Records for this exercise:
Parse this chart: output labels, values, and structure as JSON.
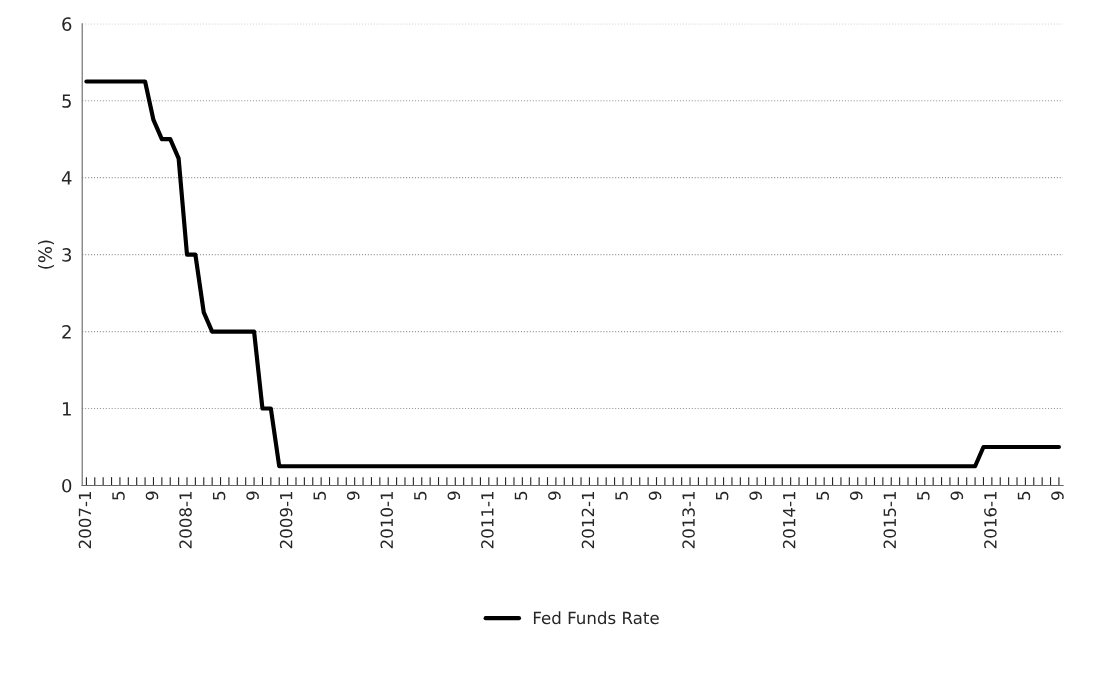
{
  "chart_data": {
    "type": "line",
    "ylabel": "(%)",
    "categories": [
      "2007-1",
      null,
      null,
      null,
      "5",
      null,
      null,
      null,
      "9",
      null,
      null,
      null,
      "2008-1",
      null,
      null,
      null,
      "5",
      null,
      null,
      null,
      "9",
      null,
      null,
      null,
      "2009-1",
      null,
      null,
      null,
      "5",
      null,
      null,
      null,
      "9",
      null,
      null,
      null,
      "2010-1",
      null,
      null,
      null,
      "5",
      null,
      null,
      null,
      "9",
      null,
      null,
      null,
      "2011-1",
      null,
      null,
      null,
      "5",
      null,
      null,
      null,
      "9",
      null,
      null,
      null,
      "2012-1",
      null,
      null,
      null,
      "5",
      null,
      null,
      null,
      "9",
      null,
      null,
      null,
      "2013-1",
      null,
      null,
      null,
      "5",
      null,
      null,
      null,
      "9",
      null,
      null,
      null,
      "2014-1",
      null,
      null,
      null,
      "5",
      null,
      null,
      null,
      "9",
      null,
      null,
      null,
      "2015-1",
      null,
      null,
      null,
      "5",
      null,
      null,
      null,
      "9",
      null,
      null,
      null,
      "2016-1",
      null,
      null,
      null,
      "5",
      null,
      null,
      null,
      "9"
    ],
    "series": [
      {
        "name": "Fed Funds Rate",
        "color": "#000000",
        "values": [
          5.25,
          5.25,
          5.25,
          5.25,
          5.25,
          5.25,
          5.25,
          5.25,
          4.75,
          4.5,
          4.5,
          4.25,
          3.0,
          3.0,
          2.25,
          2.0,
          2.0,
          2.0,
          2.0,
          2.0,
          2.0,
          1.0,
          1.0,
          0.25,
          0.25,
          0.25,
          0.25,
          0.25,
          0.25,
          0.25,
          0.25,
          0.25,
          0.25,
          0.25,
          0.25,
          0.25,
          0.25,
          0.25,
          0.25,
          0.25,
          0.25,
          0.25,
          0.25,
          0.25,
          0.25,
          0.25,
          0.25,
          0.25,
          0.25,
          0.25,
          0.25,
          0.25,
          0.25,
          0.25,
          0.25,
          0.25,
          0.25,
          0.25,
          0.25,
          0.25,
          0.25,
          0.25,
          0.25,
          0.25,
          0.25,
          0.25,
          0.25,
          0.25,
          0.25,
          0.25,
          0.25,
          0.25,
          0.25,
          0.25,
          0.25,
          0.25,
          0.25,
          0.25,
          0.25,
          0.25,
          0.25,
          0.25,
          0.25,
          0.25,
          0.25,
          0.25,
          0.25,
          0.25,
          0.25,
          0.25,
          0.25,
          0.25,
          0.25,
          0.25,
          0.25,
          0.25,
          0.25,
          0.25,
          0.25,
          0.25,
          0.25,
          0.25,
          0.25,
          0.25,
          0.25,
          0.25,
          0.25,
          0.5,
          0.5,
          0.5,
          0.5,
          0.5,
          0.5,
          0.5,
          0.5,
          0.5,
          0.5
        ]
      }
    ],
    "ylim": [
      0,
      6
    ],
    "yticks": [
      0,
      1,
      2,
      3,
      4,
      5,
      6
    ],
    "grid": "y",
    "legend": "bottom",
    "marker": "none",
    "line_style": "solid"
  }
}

What is being asked: Reproduce the records above exactly, leaving out every picture they contain.

Answer for this exercise:
Parse this chart: output labels, values, and structure as JSON.
{
  "chart_data": {
    "type": "line",
    "ylabel": "(%)",
    "categories": [
      "2007-1",
      null,
      null,
      null,
      "5",
      null,
      null,
      null,
      "9",
      null,
      null,
      null,
      "2008-1",
      null,
      null,
      null,
      "5",
      null,
      null,
      null,
      "9",
      null,
      null,
      null,
      "2009-1",
      null,
      null,
      null,
      "5",
      null,
      null,
      null,
      "9",
      null,
      null,
      null,
      "2010-1",
      null,
      null,
      null,
      "5",
      null,
      null,
      null,
      "9",
      null,
      null,
      null,
      "2011-1",
      null,
      null,
      null,
      "5",
      null,
      null,
      null,
      "9",
      null,
      null,
      null,
      "2012-1",
      null,
      null,
      null,
      "5",
      null,
      null,
      null,
      "9",
      null,
      null,
      null,
      "2013-1",
      null,
      null,
      null,
      "5",
      null,
      null,
      null,
      "9",
      null,
      null,
      null,
      "2014-1",
      null,
      null,
      null,
      "5",
      null,
      null,
      null,
      "9",
      null,
      null,
      null,
      "2015-1",
      null,
      null,
      null,
      "5",
      null,
      null,
      null,
      "9",
      null,
      null,
      null,
      "2016-1",
      null,
      null,
      null,
      "5",
      null,
      null,
      null,
      "9"
    ],
    "series": [
      {
        "name": "Fed Funds Rate",
        "color": "#000000",
        "values": [
          5.25,
          5.25,
          5.25,
          5.25,
          5.25,
          5.25,
          5.25,
          5.25,
          4.75,
          4.5,
          4.5,
          4.25,
          3.0,
          3.0,
          2.25,
          2.0,
          2.0,
          2.0,
          2.0,
          2.0,
          2.0,
          1.0,
          1.0,
          0.25,
          0.25,
          0.25,
          0.25,
          0.25,
          0.25,
          0.25,
          0.25,
          0.25,
          0.25,
          0.25,
          0.25,
          0.25,
          0.25,
          0.25,
          0.25,
          0.25,
          0.25,
          0.25,
          0.25,
          0.25,
          0.25,
          0.25,
          0.25,
          0.25,
          0.25,
          0.25,
          0.25,
          0.25,
          0.25,
          0.25,
          0.25,
          0.25,
          0.25,
          0.25,
          0.25,
          0.25,
          0.25,
          0.25,
          0.25,
          0.25,
          0.25,
          0.25,
          0.25,
          0.25,
          0.25,
          0.25,
          0.25,
          0.25,
          0.25,
          0.25,
          0.25,
          0.25,
          0.25,
          0.25,
          0.25,
          0.25,
          0.25,
          0.25,
          0.25,
          0.25,
          0.25,
          0.25,
          0.25,
          0.25,
          0.25,
          0.25,
          0.25,
          0.25,
          0.25,
          0.25,
          0.25,
          0.25,
          0.25,
          0.25,
          0.25,
          0.25,
          0.25,
          0.25,
          0.25,
          0.25,
          0.25,
          0.25,
          0.25,
          0.5,
          0.5,
          0.5,
          0.5,
          0.5,
          0.5,
          0.5,
          0.5,
          0.5,
          0.5
        ]
      }
    ],
    "ylim": [
      0,
      6
    ],
    "yticks": [
      0,
      1,
      2,
      3,
      4,
      5,
      6
    ],
    "grid": "y",
    "legend": "bottom",
    "marker": "none",
    "line_style": "solid"
  }
}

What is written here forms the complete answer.